**Data provided:**

>> start

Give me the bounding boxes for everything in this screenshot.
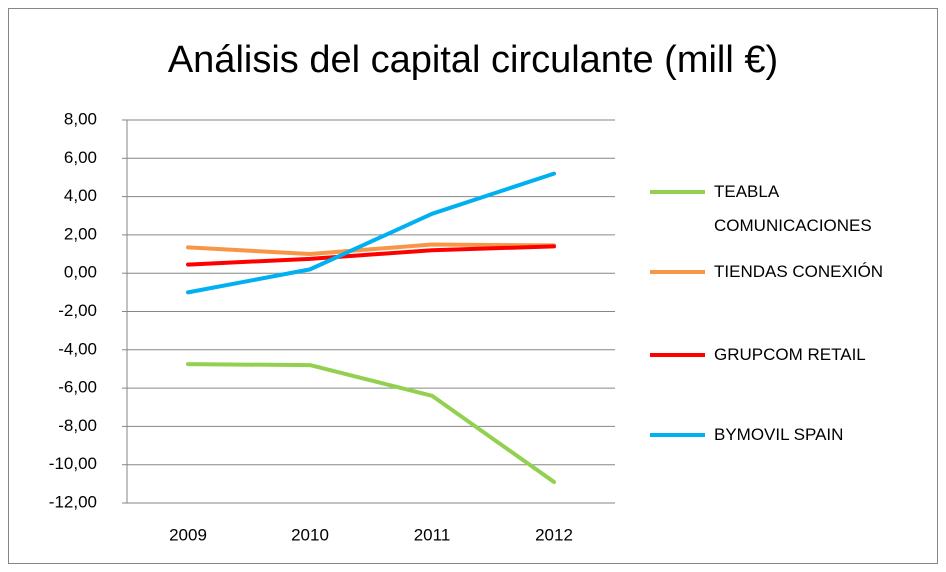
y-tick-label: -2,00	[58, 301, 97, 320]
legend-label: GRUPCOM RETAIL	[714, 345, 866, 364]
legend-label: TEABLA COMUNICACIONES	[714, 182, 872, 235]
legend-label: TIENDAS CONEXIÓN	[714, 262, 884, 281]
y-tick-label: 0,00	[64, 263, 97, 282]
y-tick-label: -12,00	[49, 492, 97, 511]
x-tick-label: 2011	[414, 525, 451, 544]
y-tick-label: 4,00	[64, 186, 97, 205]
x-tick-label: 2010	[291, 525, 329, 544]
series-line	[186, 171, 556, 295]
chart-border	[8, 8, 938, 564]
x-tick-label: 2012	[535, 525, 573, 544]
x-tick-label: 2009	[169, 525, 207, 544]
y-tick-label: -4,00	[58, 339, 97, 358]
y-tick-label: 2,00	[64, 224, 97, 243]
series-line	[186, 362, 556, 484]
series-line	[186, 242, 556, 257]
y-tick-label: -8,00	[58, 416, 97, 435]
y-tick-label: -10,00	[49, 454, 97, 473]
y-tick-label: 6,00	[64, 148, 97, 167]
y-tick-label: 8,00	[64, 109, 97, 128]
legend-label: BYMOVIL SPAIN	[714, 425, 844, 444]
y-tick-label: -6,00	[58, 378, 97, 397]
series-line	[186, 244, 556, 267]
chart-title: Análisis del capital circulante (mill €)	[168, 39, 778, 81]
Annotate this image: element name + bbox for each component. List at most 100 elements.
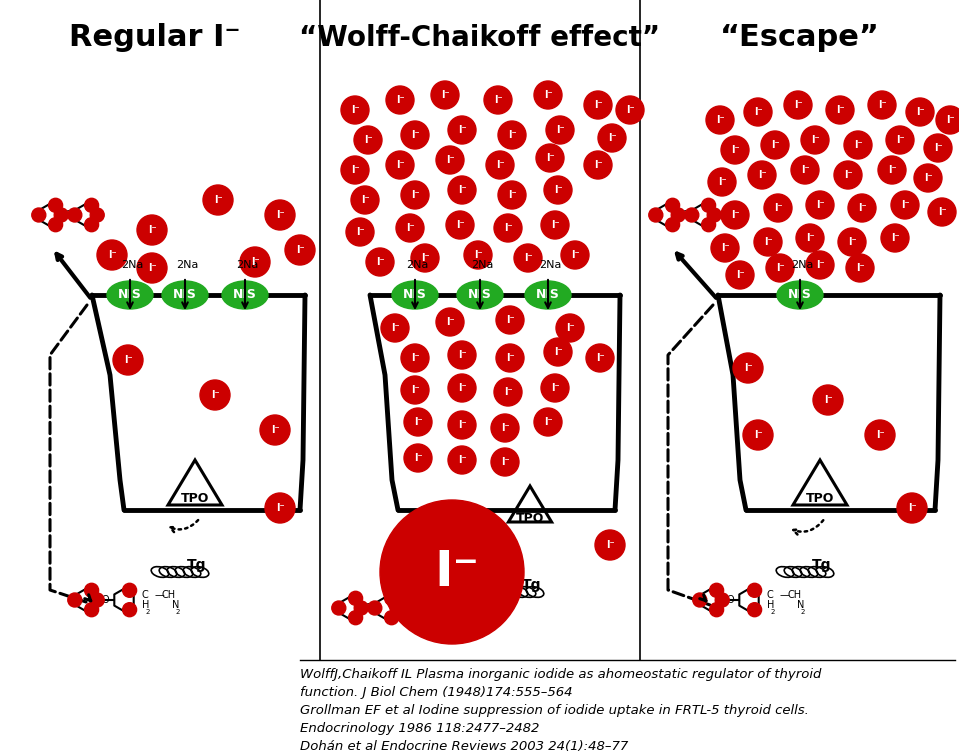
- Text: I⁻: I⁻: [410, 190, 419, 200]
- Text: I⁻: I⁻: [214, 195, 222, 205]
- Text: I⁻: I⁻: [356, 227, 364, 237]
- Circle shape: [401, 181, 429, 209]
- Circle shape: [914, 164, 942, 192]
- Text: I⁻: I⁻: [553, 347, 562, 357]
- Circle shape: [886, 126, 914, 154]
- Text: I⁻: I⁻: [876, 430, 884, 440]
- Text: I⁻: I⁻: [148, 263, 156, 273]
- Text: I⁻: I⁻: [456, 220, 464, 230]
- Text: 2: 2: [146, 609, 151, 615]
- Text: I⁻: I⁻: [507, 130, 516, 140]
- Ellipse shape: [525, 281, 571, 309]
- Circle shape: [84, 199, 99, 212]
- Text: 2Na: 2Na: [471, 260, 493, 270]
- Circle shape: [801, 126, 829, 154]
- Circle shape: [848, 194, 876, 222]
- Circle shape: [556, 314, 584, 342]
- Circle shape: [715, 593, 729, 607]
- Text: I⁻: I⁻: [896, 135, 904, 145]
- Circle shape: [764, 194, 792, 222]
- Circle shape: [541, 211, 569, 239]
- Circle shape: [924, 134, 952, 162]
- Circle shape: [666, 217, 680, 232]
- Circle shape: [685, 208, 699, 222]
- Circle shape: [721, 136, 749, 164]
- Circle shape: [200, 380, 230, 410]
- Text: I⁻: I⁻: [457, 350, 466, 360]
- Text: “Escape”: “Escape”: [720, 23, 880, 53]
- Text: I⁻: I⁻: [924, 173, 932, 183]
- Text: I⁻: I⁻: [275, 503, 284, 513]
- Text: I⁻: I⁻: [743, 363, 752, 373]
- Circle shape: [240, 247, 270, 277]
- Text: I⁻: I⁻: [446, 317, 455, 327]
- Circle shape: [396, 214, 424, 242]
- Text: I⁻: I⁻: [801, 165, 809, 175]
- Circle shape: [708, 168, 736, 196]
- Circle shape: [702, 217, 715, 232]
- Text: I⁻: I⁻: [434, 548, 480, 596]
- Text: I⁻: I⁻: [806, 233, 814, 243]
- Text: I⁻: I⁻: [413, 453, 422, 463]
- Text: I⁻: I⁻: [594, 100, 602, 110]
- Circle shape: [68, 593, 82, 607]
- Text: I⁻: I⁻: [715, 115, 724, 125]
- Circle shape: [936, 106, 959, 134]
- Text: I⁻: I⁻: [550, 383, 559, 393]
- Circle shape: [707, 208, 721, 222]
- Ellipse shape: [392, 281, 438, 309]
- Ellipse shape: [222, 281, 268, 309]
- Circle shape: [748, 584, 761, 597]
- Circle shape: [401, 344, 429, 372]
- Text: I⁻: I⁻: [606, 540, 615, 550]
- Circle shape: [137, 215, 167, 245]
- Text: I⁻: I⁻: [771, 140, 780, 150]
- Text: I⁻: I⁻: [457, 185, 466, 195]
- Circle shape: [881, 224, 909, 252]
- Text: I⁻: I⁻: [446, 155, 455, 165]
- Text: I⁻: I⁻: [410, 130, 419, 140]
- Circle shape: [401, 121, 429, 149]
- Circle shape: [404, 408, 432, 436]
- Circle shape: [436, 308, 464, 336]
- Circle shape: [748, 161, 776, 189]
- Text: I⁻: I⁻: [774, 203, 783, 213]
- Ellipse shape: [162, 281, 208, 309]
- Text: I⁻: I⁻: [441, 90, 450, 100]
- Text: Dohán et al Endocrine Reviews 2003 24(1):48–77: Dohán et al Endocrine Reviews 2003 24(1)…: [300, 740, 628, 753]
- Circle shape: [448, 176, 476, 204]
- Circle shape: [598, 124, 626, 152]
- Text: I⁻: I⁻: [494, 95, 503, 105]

>> end

Reproduce all the records above word for word, leaving out the pictures.

Give me the bounding boxes for everything in this screenshot.
y-tick-label: -2,00	[58, 301, 97, 320]
legend-label: GRUPCOM RETAIL	[714, 345, 866, 364]
legend-label: TEABLA COMUNICACIONES	[714, 182, 872, 235]
legend-label: TIENDAS CONEXIÓN	[714, 262, 884, 281]
y-tick-label: 0,00	[64, 263, 97, 282]
y-tick-label: -12,00	[49, 492, 97, 511]
x-tick-label: 2011	[414, 525, 451, 544]
y-tick-label: 4,00	[64, 186, 97, 205]
x-tick-label: 2010	[291, 525, 329, 544]
series-line	[186, 171, 556, 295]
chart-border	[8, 8, 938, 564]
x-tick-label: 2012	[535, 525, 573, 544]
x-tick-label: 2009	[169, 525, 207, 544]
y-tick-label: -4,00	[58, 339, 97, 358]
y-tick-label: 2,00	[64, 224, 97, 243]
series-line	[186, 362, 556, 484]
series-line	[186, 242, 556, 257]
y-tick-label: -8,00	[58, 416, 97, 435]
y-tick-label: -10,00	[49, 454, 97, 473]
y-tick-label: 6,00	[64, 148, 97, 167]
y-tick-label: 8,00	[64, 109, 97, 128]
legend-label: BYMOVIL SPAIN	[714, 425, 844, 444]
y-tick-label: -6,00	[58, 378, 97, 397]
series-line	[186, 244, 556, 267]
chart-title: Análisis del capital circulante (mill €)	[168, 39, 778, 81]
Annotate this image: element name + bbox for each component. List at most 100 elements.
- Text: I⁻: I⁻: [410, 190, 419, 200]
- Text: I⁻: I⁻: [214, 195, 222, 205]
- Text: I⁻: I⁻: [356, 227, 364, 237]
- Circle shape: [401, 181, 429, 209]
- Circle shape: [914, 164, 942, 192]
- Text: I⁻: I⁻: [553, 347, 562, 357]
- Circle shape: [886, 126, 914, 154]
- Text: I⁻: I⁻: [876, 430, 884, 440]
- Text: I⁻: I⁻: [148, 263, 156, 273]
- Text: I⁻: I⁻: [456, 220, 464, 230]
- Text: 2: 2: [146, 609, 151, 615]
- Text: I⁻: I⁻: [507, 130, 516, 140]
- Ellipse shape: [525, 281, 571, 309]
- Circle shape: [84, 199, 99, 212]
- Text: 2Na: 2Na: [471, 260, 493, 270]
- Circle shape: [801, 126, 829, 154]
- Circle shape: [848, 194, 876, 222]
- Circle shape: [556, 314, 584, 342]
- Circle shape: [715, 593, 729, 607]
- Text: I⁻: I⁻: [896, 135, 904, 145]
- Circle shape: [764, 194, 792, 222]
- Circle shape: [541, 211, 569, 239]
- Circle shape: [924, 134, 952, 162]
- Circle shape: [666, 217, 680, 232]
- Circle shape: [685, 208, 699, 222]
- Circle shape: [721, 136, 749, 164]
- Circle shape: [200, 380, 230, 410]
- Text: I⁻: I⁻: [457, 350, 466, 360]
- Text: “Escape”: “Escape”: [720, 23, 880, 53]
- Text: I⁻: I⁻: [924, 173, 932, 183]
- Text: I⁻: I⁻: [275, 503, 284, 513]
- Text: I⁻: I⁻: [743, 363, 752, 373]
- Circle shape: [240, 247, 270, 277]
- Text: I⁻: I⁻: [446, 317, 455, 327]
- Circle shape: [396, 214, 424, 242]
- Text: I⁻: I⁻: [801, 165, 809, 175]
- Circle shape: [708, 168, 736, 196]
- Circle shape: [702, 217, 715, 232]
- Text: I⁻: I⁻: [434, 548, 480, 596]
- Text: I⁻: I⁻: [806, 233, 814, 243]
- Text: I⁻: I⁻: [413, 453, 422, 463]
- Text: I⁻: I⁻: [594, 100, 602, 110]
- Circle shape: [68, 593, 82, 607]
- Text: I⁻: I⁻: [715, 115, 724, 125]
- Circle shape: [936, 106, 959, 134]
- Text: I⁻: I⁻: [550, 383, 559, 393]
- Circle shape: [707, 208, 721, 222]
- Ellipse shape: [392, 281, 438, 309]
- Ellipse shape: [222, 281, 268, 309]
- Circle shape: [748, 584, 761, 597]
- Circle shape: [401, 344, 429, 372]
- Text: I⁻: I⁻: [606, 540, 615, 550]
- Circle shape: [137, 215, 167, 245]
- Text: I⁻: I⁻: [771, 140, 780, 150]
- Text: I⁻: I⁻: [457, 185, 466, 195]
- Circle shape: [881, 224, 909, 252]
- Text: I⁻: I⁻: [446, 155, 455, 165]
- Text: I⁻: I⁻: [410, 130, 419, 140]
- Circle shape: [401, 121, 429, 149]
- Circle shape: [404, 408, 432, 436]
- Circle shape: [436, 308, 464, 336]
- Circle shape: [748, 161, 776, 189]
- Text: I⁻: I⁻: [774, 203, 783, 213]
- Ellipse shape: [162, 281, 208, 309]
- Text: I⁻: I⁻: [441, 90, 450, 100]
- Text: Dohán et al Endocrine Reviews 2003 24(1):48–77: Dohán et al Endocrine Reviews 2003 24(1)…: [300, 740, 628, 753]
- Circle shape: [448, 176, 476, 204]
- Circle shape: [598, 124, 626, 152]
- Text: I⁻: I⁻: [494, 95, 503, 105]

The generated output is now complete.